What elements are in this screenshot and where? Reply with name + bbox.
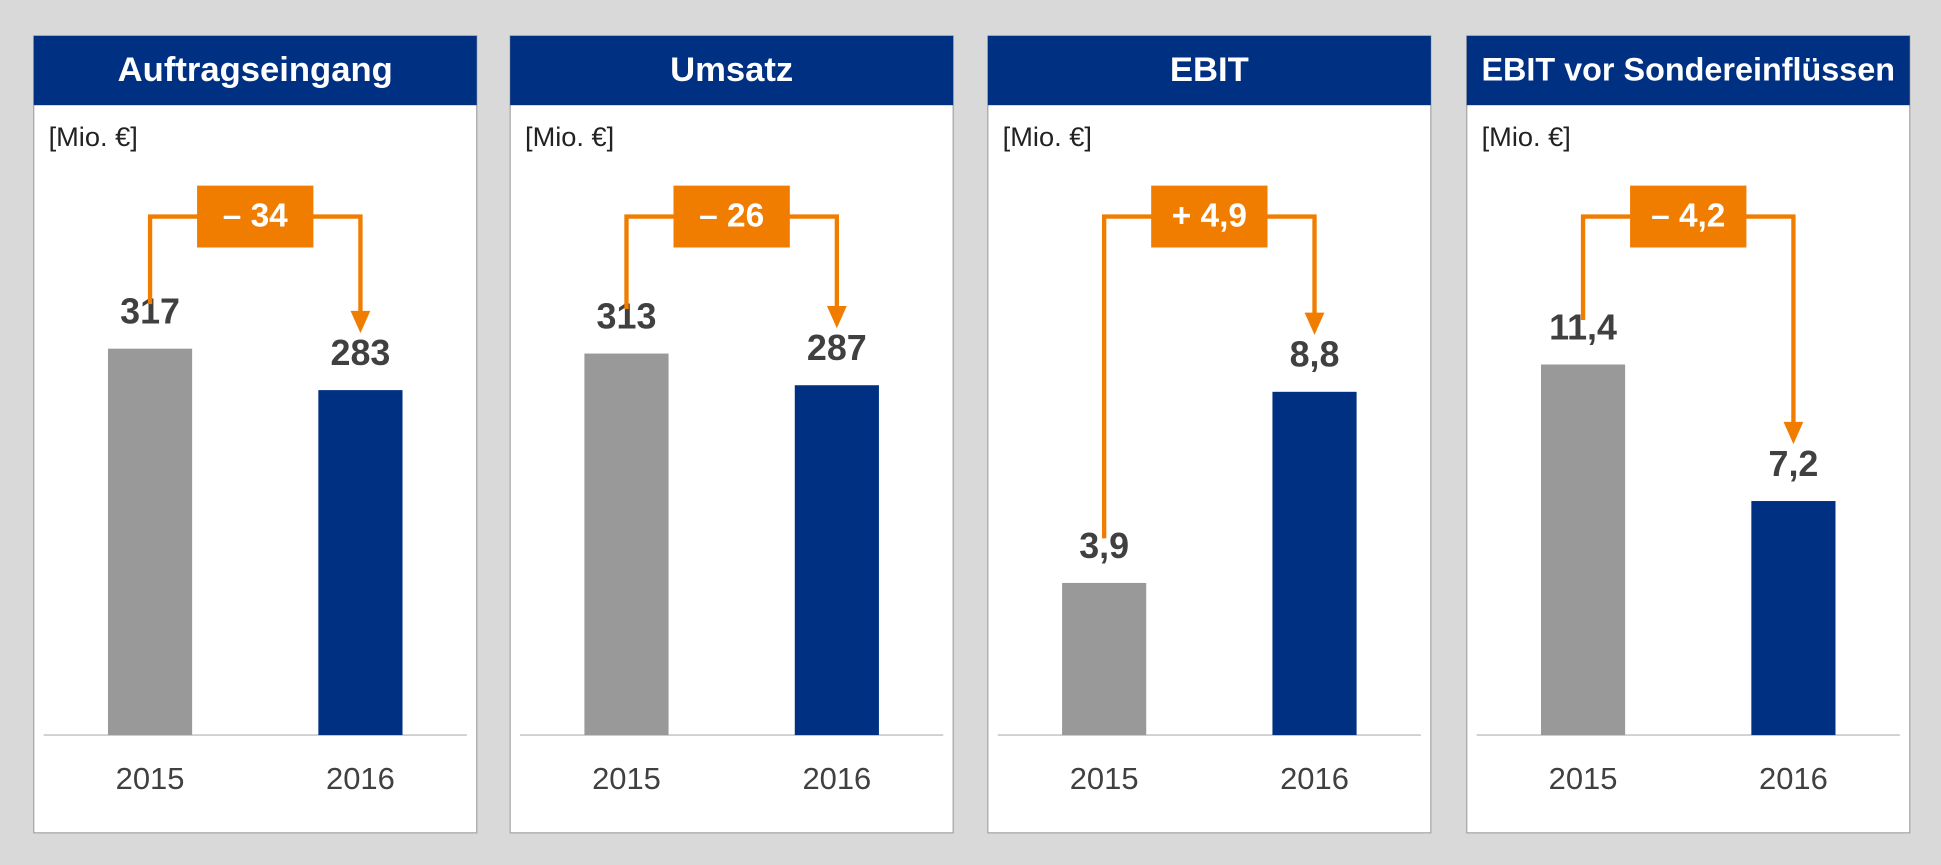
delta-arrowhead xyxy=(1304,312,1325,335)
unit-label: [Mio. €] xyxy=(1482,121,1571,152)
value-label: 8,8 xyxy=(1290,335,1340,375)
panel xyxy=(509,35,954,834)
delta-box xyxy=(1151,185,1268,248)
panel-title: Auftragseingang xyxy=(118,51,393,89)
x-tick-label: 2016 xyxy=(326,761,395,796)
unit-label: [Mio. €] xyxy=(525,121,614,152)
delta-label: – 4,2 xyxy=(1651,198,1725,235)
panel-header xyxy=(33,35,477,106)
panel-title: EBIT xyxy=(1170,51,1249,89)
panel-header xyxy=(987,35,1431,106)
bar xyxy=(318,390,403,736)
delta-arrowhead xyxy=(350,310,371,334)
unit-label: [Mio. €] xyxy=(49,121,138,152)
delta-arrowhead xyxy=(1783,421,1804,445)
bar xyxy=(794,385,879,736)
x-tick-label: 2016 xyxy=(802,761,871,796)
x-tick-label: 2015 xyxy=(592,761,661,796)
x-tick-label: 2016 xyxy=(1280,761,1349,796)
x-tick-label: 2015 xyxy=(116,761,185,796)
bar xyxy=(1751,501,1836,736)
x-tick-label: 2015 xyxy=(1070,761,1139,796)
delta-box xyxy=(197,185,314,248)
panel xyxy=(33,35,478,834)
value-label: 287 xyxy=(807,328,867,368)
value-label: 7,2 xyxy=(1768,444,1818,484)
bar xyxy=(107,348,193,736)
bar xyxy=(1540,364,1626,736)
delta-label: + 4,9 xyxy=(1172,198,1247,235)
panel-title: Umsatz xyxy=(670,51,793,89)
delta-box xyxy=(673,185,790,248)
panel-header xyxy=(1466,35,1910,106)
bar xyxy=(584,353,669,736)
x-tick-label: 2015 xyxy=(1549,761,1618,796)
panel xyxy=(987,35,1432,834)
value-label: 283 xyxy=(330,333,390,373)
delta-box xyxy=(1630,185,1747,248)
delta-arrowhead xyxy=(826,306,847,329)
delta-label: – 26 xyxy=(699,198,764,235)
bar xyxy=(1272,391,1357,736)
panel xyxy=(1466,35,1911,834)
unit-label: [Mio. €] xyxy=(1003,121,1092,152)
bar xyxy=(1062,582,1147,736)
panel-title: EBIT vor Sondereinflüssen xyxy=(1481,51,1895,87)
panel-header xyxy=(510,35,954,106)
x-tick-label: 2016 xyxy=(1759,761,1828,796)
delta-label: – 34 xyxy=(223,198,288,235)
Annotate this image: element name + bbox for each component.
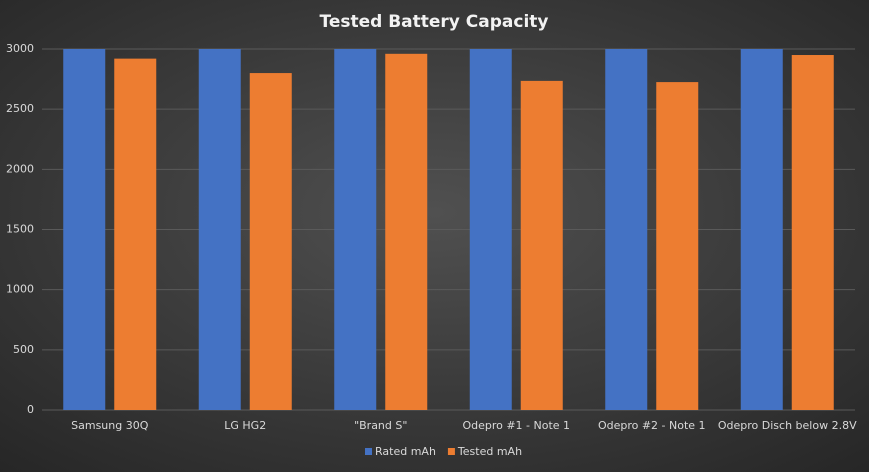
legend-label: Tested mAh <box>457 445 522 458</box>
legend-swatch <box>447 448 455 455</box>
x-tick-label: Odepro #1 - Note 1 <box>462 419 570 432</box>
bar <box>198 49 241 410</box>
x-tick-label: Samsung 30Q <box>71 419 149 432</box>
bar <box>334 49 377 410</box>
x-tick-label: Odepro #2 - Note 1 <box>598 419 706 432</box>
bar <box>249 73 292 411</box>
y-tick-label: 500 <box>13 343 34 356</box>
bar <box>385 53 428 411</box>
x-tick-label: LG HG2 <box>224 419 266 432</box>
bar <box>656 82 699 410</box>
legend-swatch <box>365 448 372 455</box>
bar <box>469 49 512 410</box>
bar <box>63 49 106 410</box>
legend-label: Rated mAh <box>375 445 436 458</box>
y-tick-label: 1500 <box>6 223 34 236</box>
x-tick-label: "Brand S" <box>354 419 407 432</box>
y-tick-label: 2000 <box>6 162 34 175</box>
bar <box>605 49 648 410</box>
chart-title: Tested Battery Capacity <box>319 12 548 32</box>
bar <box>740 49 783 410</box>
y-tick-label: 3000 <box>6 42 34 55</box>
bar <box>520 80 563 410</box>
bar <box>791 55 834 411</box>
y-tick-label: 2500 <box>6 102 34 115</box>
y-tick-label: 1000 <box>6 283 34 296</box>
y-tick-label: 0 <box>27 403 34 416</box>
bar <box>114 58 157 410</box>
x-tick-label: Odepro Disch below 2.8V <box>718 419 857 432</box>
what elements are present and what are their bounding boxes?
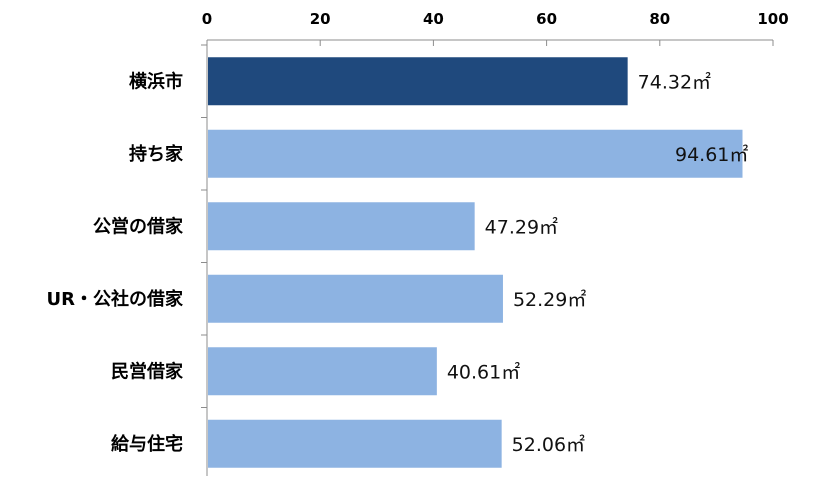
x-tick-label: 40 xyxy=(423,10,444,28)
x-tick-label: 60 xyxy=(536,10,557,28)
bar xyxy=(208,129,743,178)
bar xyxy=(208,274,503,323)
category-label: 公営の借家 xyxy=(93,215,184,237)
category-label: 持ち家 xyxy=(129,143,184,165)
category-label: 民営借家 xyxy=(111,360,184,382)
value-label: 94.61㎡ xyxy=(675,143,748,166)
value-label: 52.06㎡ xyxy=(512,433,585,456)
bars-group xyxy=(208,57,743,468)
bar xyxy=(208,57,628,106)
x-tick-label: 0 xyxy=(202,10,212,28)
value-label: 47.29㎡ xyxy=(485,215,558,238)
category-label: UR・公社の借家 xyxy=(47,288,184,310)
bar xyxy=(208,419,502,468)
x-tick-label: 20 xyxy=(310,10,331,28)
bar xyxy=(208,347,437,396)
x-tick-label: 80 xyxy=(649,10,670,28)
category-label: 横浜市 xyxy=(129,70,183,92)
value-label: 74.32㎡ xyxy=(638,70,711,93)
category-label: 給与住宅 xyxy=(111,433,183,455)
value-label: 52.29㎡ xyxy=(513,288,586,311)
value-labels: 74.32㎡ 94.61㎡ 47.29㎡ 52.29㎡ 40.61㎡ 52.06㎡ xyxy=(447,70,749,456)
value-label: 40.61㎡ xyxy=(447,360,520,383)
x-tick-label: 100 xyxy=(757,10,788,28)
bar xyxy=(208,202,475,251)
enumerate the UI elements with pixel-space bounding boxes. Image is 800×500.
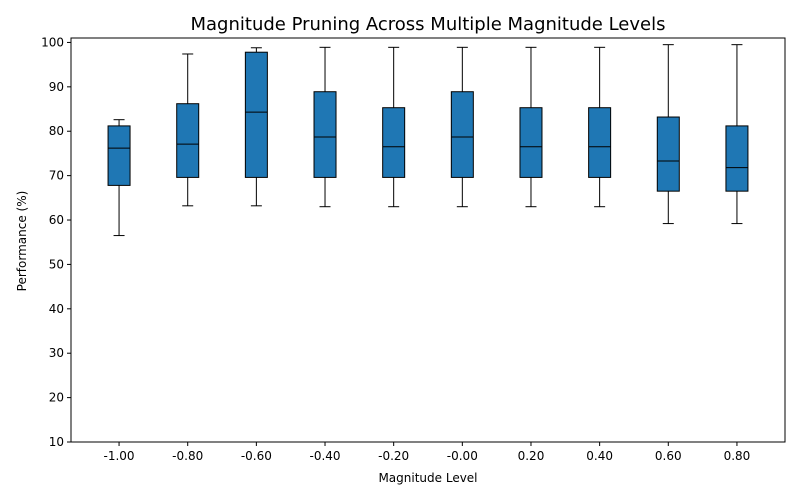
box xyxy=(588,107,612,178)
box xyxy=(107,125,131,186)
box xyxy=(382,107,406,178)
x-tick-label: -1.00 xyxy=(104,449,135,463)
x-tick-label: -0.60 xyxy=(241,449,272,463)
box xyxy=(450,91,474,178)
y-tick-label: 60 xyxy=(49,213,64,227)
y-tick-label: 50 xyxy=(49,257,64,271)
box xyxy=(725,125,749,192)
y-tick-label: 10 xyxy=(49,435,64,449)
x-tick-label: -0.80 xyxy=(172,449,203,463)
x-tick-label: 0.60 xyxy=(655,449,682,463)
y-tick-label: 40 xyxy=(49,302,64,316)
y-tick-label: 80 xyxy=(49,124,64,138)
y-tick-label: 20 xyxy=(49,391,64,405)
x-tick-label: -0.00 xyxy=(447,449,478,463)
plot-area: 10 20 30 40 50 60 70 80 90 100 -1.00 -0.80 -0.60 -0.4… xyxy=(41,35,786,463)
box xyxy=(656,116,680,192)
box xyxy=(313,91,337,178)
y-axis-label: Performance (%) xyxy=(15,191,29,292)
chart-title: Magnitude Pruning Across Multiple Magnit… xyxy=(191,14,666,35)
x-tick-label: 0.40 xyxy=(586,449,613,463)
plot-frame xyxy=(70,37,786,443)
box xyxy=(244,51,268,178)
box xyxy=(519,107,543,178)
y-tick-label: 90 xyxy=(49,80,64,94)
x-tick-label: 0.20 xyxy=(518,449,545,463)
x-tick-label: -0.20 xyxy=(378,449,409,463)
x-axis-label: Magnitude Level xyxy=(378,471,477,485)
y-tick-label: 30 xyxy=(49,346,64,360)
y-tick-label: 70 xyxy=(49,169,64,183)
y-tick-label: 100 xyxy=(41,35,64,49)
box xyxy=(176,103,200,178)
x-tick-label: 0.80 xyxy=(724,449,751,463)
x-tick-label: -0.40 xyxy=(309,449,340,463)
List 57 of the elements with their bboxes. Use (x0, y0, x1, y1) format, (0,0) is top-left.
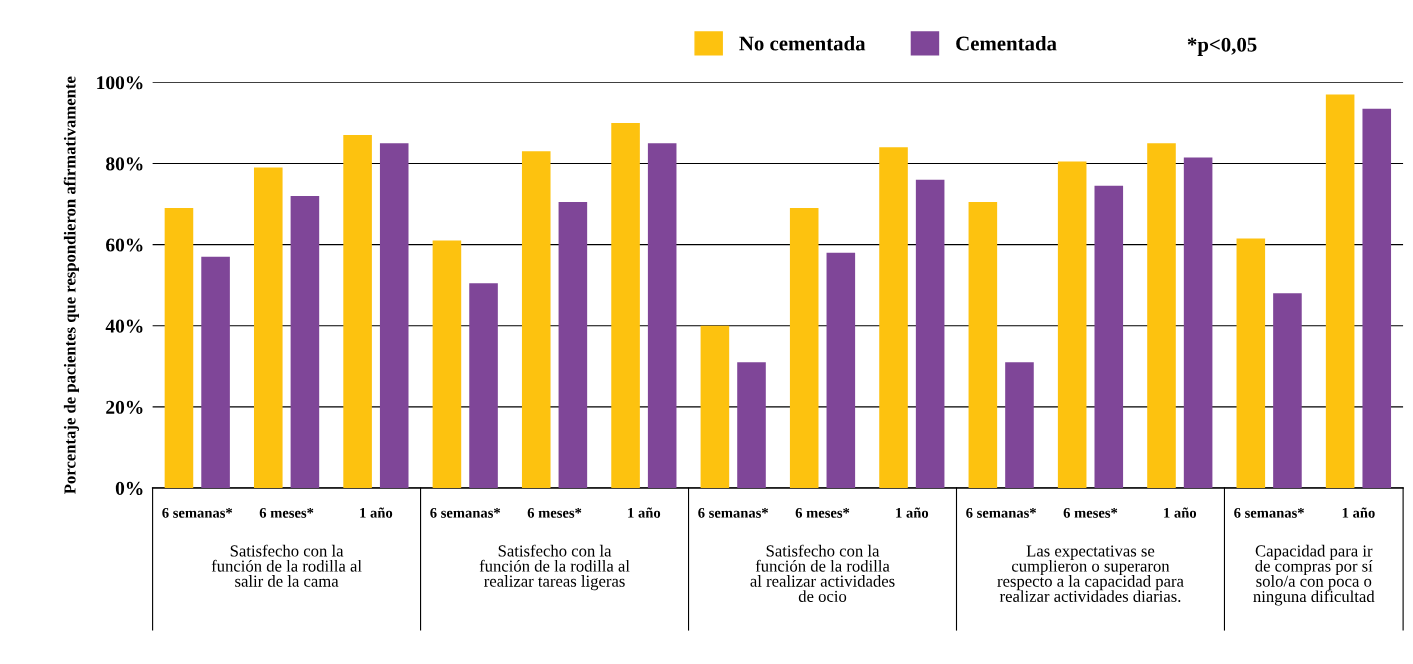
text: Satisfecho con la función de la rodilla al realizar actividades de ocio (750, 544, 895, 602)
text: Capacidad para ir de compras por sí solo/a con poca o ninguna dificultad (1253, 544, 1375, 606)
bar (1094, 185, 1124, 489)
x-tick-label: 1 año (628, 507, 661, 518)
bar (968, 202, 998, 489)
x-tick-label: 6 semanas* (430, 507, 501, 518)
bar (201, 256, 230, 489)
y-tick-label: 20% (106, 400, 143, 414)
legend-label: No cementada (739, 35, 866, 51)
bar (647, 143, 677, 489)
bar (737, 362, 766, 489)
bar (290, 195, 320, 489)
x-tick-label: 1 año (896, 507, 929, 518)
bar (826, 252, 856, 489)
bar (915, 179, 945, 489)
x-tick-label: 1 año (360, 507, 393, 518)
text: Las expectativas se cumplieron o superaron respecto a la capacidad para realizar actividades diarias. (997, 545, 1184, 602)
y-axis-title: Porcentaje de pacientes que respondieron afirmativamente (63, 76, 79, 494)
x-tick-label: 6 meses* (527, 507, 582, 518)
y-tick-label: 100% (97, 76, 143, 90)
x-tick-label: 1 año (1342, 507, 1375, 518)
y-tick-label: 80% (106, 157, 143, 171)
bar (558, 202, 588, 489)
bar (1057, 161, 1087, 489)
x-tick-label: 6 meses* (259, 507, 314, 518)
x-tick-label: 1 año (1164, 507, 1197, 518)
y-tick-label: 60% (106, 238, 143, 252)
bar (611, 122, 640, 489)
bar (1273, 293, 1302, 489)
x-tick-label: 6 semanas* (162, 507, 233, 518)
bar (432, 240, 462, 489)
x-tick-label: 6 semanas* (698, 507, 769, 518)
bar (1325, 94, 1355, 489)
x-tick-label: 6 meses* (1063, 507, 1118, 518)
text: Satisfecho con la función de la rodilla al realizar tareas ligeras (479, 544, 630, 591)
bar (879, 147, 908, 489)
bar (379, 143, 409, 489)
bar (1147, 143, 1176, 489)
bar (1236, 238, 1266, 489)
bar (469, 283, 498, 489)
legend-label: Cementada (956, 35, 1057, 51)
text: *p<0,05 (1187, 37, 1257, 56)
text: Satisfecho con la función de la rodilla al salir de la cama (211, 544, 362, 587)
bar (789, 208, 819, 489)
bar (1005, 362, 1034, 489)
bar (521, 151, 551, 489)
y-tick-label: 0% (115, 481, 143, 496)
bar (164, 208, 194, 489)
x-tick-label: 6 meses* (795, 507, 850, 518)
bar (343, 135, 372, 489)
y-tick-label: 40% (105, 319, 143, 333)
x-tick-label: 6 semanas* (966, 507, 1036, 518)
bar (700, 325, 730, 489)
bar (1362, 108, 1392, 489)
bar (1183, 157, 1213, 489)
bar (253, 167, 283, 489)
x-tick-label: 6 semanas* (1234, 507, 1304, 518)
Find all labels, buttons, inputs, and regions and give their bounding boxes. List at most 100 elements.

□ □ □ □ □

- Exercise description -
Could you rewrite the records from the line containing "delta-arrowhead xyxy=(1304,312,1325,335)" through the line containing "unit-label: [Mio. €] xyxy=(525,121,614,152)" as a JSON list of strings, one string per line, with blank lines omitted?

- Answer below -
[
  "delta-arrowhead xyxy=(1304,312,1325,335)",
  "unit-label: [Mio. €] xyxy=(1482,121,1571,152)",
  "value-label: 8,8 xyxy=(1290,335,1340,375)",
  "panel xyxy=(509,35,954,834)",
  "delta-box xyxy=(1151,185,1268,248)",
  "panel-title: Auftragseingang xyxy=(118,51,393,89)",
  "x-tick-label: 2016 xyxy=(326,761,395,796)",
  "unit-label: [Mio. €] xyxy=(525,121,614,152)"
]